• _Selected excerpt_

◇ ◇ ◇

By thinking of pastoral ministry as a representative ministry, we start with the premise that all ministry is important. No Christian is by virtue of their office holier than any other. There may be a difference in roles and even charism, but not importance to the health of the body. The calling of pastoral leadership is not to do ministry for God’s people but to equip and encourage the congregation in its ministries (Eph. 4:11-13). The goal of pastoral ministry is to help God’s people reach maturity in Spirit, and that maturity leads to acts of service – the good works prepared for us by God.

Our ordination to ministry occurs in our baptisms, an act of grace that sets us apart for service to Jesus Christ. Ordination, on the other hand, orders the lives of some for specific areas of service. It is the public recognition that some from among the body are called to a representative ministry of preaching, teaching, sacrament, and pastoral care. Although God calls people to this ministry, the church has the responsibility to affirm this call and publicly confer on this person the authority of this office.

In ordaining a candidate the church also promises to hold the ordinand accountable to this calling. Although there are no double standards in Christian ministry, the church should expect that the ones upon whom they confer this title of pastor will hold themselves to the highest standards of behavior, that they will seek to understand the faith in such a way that they may might teach and equip others (making it imperative that those called to ordained ministry pursue some form of education/training such as the traditional M.Div. programs). Having had hands laid upon them, ordained pastors (my preferred title) stand as representatives of the church they serve and lead By extending the hands of ordination on candidates, the church declares to the broader church and the community at large, that this woman or man has been found to have the requisite gifts and calling to serve the church at large as pastors and teachers.

◇ ◇ ◇

• _Stored data_

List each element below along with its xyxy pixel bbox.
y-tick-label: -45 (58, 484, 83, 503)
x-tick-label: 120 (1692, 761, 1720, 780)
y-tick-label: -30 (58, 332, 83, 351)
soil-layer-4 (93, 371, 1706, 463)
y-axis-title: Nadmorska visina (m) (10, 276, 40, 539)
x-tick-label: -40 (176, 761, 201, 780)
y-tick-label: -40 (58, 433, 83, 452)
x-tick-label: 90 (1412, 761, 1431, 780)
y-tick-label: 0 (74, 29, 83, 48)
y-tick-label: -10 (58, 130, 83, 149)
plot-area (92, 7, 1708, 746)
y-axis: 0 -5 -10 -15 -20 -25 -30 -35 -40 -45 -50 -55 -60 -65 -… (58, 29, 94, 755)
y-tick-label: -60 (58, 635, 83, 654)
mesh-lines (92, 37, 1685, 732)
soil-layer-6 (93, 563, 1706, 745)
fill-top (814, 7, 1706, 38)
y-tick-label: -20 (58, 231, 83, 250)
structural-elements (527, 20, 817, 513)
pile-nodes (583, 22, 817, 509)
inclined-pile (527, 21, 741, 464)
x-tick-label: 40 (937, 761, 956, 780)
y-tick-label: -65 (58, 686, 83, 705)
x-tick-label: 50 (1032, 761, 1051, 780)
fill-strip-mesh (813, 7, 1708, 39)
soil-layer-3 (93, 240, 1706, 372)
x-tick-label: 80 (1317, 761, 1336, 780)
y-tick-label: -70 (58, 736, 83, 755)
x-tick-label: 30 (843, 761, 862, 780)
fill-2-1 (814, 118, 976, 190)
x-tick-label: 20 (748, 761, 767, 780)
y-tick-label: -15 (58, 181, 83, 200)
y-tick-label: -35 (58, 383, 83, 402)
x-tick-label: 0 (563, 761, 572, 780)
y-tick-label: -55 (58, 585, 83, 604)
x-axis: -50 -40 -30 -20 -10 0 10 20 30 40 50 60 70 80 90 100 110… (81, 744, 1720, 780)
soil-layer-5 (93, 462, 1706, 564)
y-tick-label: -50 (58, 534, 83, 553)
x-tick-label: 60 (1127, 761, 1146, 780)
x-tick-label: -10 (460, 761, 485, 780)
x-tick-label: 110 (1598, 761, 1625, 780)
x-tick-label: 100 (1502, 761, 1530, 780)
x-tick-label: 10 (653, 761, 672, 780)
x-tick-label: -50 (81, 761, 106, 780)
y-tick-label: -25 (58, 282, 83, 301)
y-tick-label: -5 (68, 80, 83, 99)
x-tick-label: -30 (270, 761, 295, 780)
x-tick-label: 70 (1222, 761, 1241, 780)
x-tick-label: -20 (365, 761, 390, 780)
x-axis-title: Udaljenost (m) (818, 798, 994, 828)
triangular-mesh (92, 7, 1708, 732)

◇ ◇ ◇

• _Directives_
- 1) In the passage on pastoral ministry, in what act does our ordination to ministry occur?
- 2) Write a continuation of the passage on pastoral ministry, picking up after its final sentence.

• _Task results_
- 1) Our ordination to ministry occurs in our baptisms.

- 2)
Though many clergy claim to have felt God's leading, God's call on their lives, without the discerning affirmation of the church that sense of calling may be little more than a delusion. The church is charged with discerning both gifts and calling, and then support those called and gifted to fulfill this calling (if calling is the correct term here). Whatever the nature of one's calling, I stand here today the product of a community of communities who saw gifts for ministry and encouraged their development and usage. Thanks be to God!

I maybe "retired" but I'm still active in the ministry of the church!